PRESIDENTE crede che non sia il caso di richiamarsi alla storia parlamentare francese susseguente alla restaurazione della Repubblica, perché invero non è storia di vicende molto tranquille. Soggiunge che, per quanto possa esservi una notevole diversità tra il Senato di nomina regia e la seconda Camera di formazione elettiva – anche se con elezioni di secondo grado – che verrà istituita, sarà sempre avvertita dall’opinione pubblica una certa differenza tra la prima e la seconda Camera, in quanto quest’ultima richiamerà in parte taluni elementi della struttura e del funzionamento del vecchio Senato.

TOSATO, Relatore, avverte che l’osservazione del Presidente non può essere accolta, anche perché la Sezione è vincolata ad un ordine del giorno, che è servito di guida ai lavori del Comitato, per il quale deve essere creato un Governo parlamentare con dispositivi che ne garantiscano la stabilità e l’unità. A suo avviso, il meccanismo più acconcio per garantire la continuità del Governo è quello di sottrarre la vita del Governo stesso alla volontà dell’una o dell’altra Camera, prese separatamente. È convinto che solo con questo criterio può essere risolto il problema che più assilla gli italiani, quello di un Governo stabile, e che l’idea di regolare i voti di sfiducia, in modo che siano discussi qualche giorno dopo la presentazione, sia un palliativo inefficace.

PERASSI rileva che, col sistema della convocazione dell’Assemblea Nazionale, si rispetta formalmente il criterio della parità delle due Camere, quantunque praticamente si dia una preminenza alla prima per il numero maggiore dei suoi componenti. Conviene con l’onorevole Tosato che sia questo l’unico meccanismo idoneo a dare maggiore stabilità al Governo e dissente nettamente dalla proposta del Presidente, tenuto conto del modo come è stata concepita la seconda Camera. A sostegno del suo punto di vista, ricorda che negli Stati ove esiste una seconda Camera composta in maniera sostanzialmente analoga (ad esempio, il Belgio) la competenza dei due rami del Parlamento è eguale, anche agli effetti del voto di fiducia.

NOBILE si dichiara d’accordo con l’onorevole Tosato sulla mèta da raggiungere – la continuità del Governo – ma fa osservare che il piccolo espediente di riunire in una stessa aula i membri dell’una e dell’altra Camera si rivelerebbe fallace, qualora fosse attuato. Crede che, se mai, l’intento meglio sarebbe raggiunto prescrivendo per la mozione di sfiducia una maggioranza qualificata che ne rendesse più difficile la presentazione.

++++++++++

**Consegna A**:
Riscrivi il passo del resoconto sulla stabilità del Governo che comincia con le parole contenenti "NOBILE si dichiara" e termina con "difficile la presentazione.", mettendo "stratagemma" al posto di "espediente".
**Consegna B**:
Continua il resoconto sulla stabilità del Governo a partire dall'ultima frase riportata.

**Estratto dati**:
++++++++++

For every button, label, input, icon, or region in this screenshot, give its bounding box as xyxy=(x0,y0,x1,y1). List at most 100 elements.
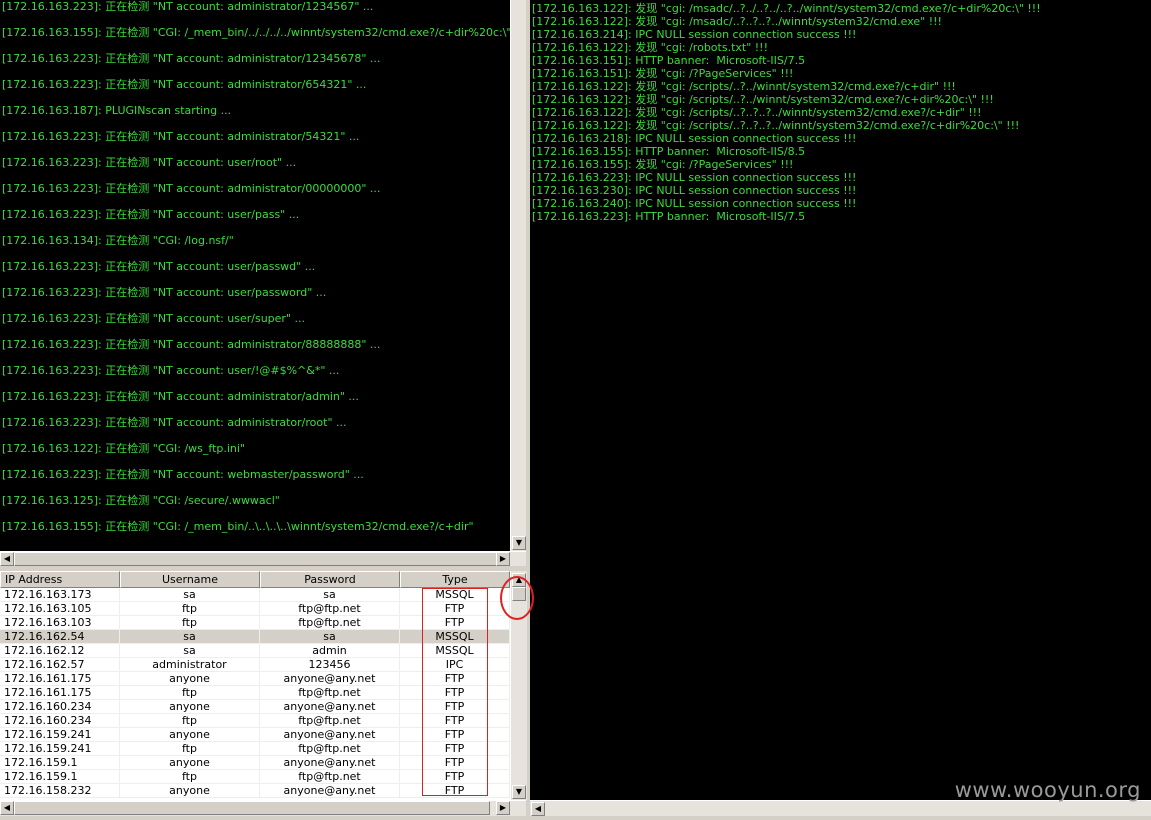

++++++++++

**Svolgimento A**:
NOBILE si dichiara d’accordo con l’onorevole Tosato sulla mèta da raggiungere – la continuità del Governo – ma fa osservare che il piccolo stratagemma di riunire in una stessa aula i membri dell’una e dell’altra Camera si rivelerebbe fallace, qualora fosse attuato. Crede che, se mai, l’intento meglio sarebbe raggiunto prescrivendo per la mozione di sfiducia una maggioranza qualificata che ne rendesse più difficile la presentazione.

**Svolgimento B**:
PICCIONI premette che una delle peggiori conseguenze del parlamentarismo passato è stata la frequenza e la leggerezza con le quali si provocavano le crisi e che quindi la preoccupazione di ogni Commissario deve essere quella di mettere il Paese al riparo dal ripetersi di un tale malcostume, che ripugna al sentimento popolare. A tal uopo crede che nessun sistema sia migliore di quello che comporta la riunione delle due Camere, per decidere della instaurazione di un Governo o della sua permanenza al potere, posto che la seconda Camera è pur essa il riflesso della volontà popolare, anche se eletta mediante un suffragio di secondo grado, ed esiste una tale parità di legittimazione fra le due Camere che si è approvata la parità dei loro poteri. A ciò va aggiunto quanto l’onorevole Lussu ha giustamente ricordato: che per l’elezione del Presidente della Repubblica si è prevista la convocazione dell’Assemblea Nazionale; e la nomina del Ministero è un fatto che riveste una importanza certamente non minore. Esiste dunque un precedente a cui si può far richiamo.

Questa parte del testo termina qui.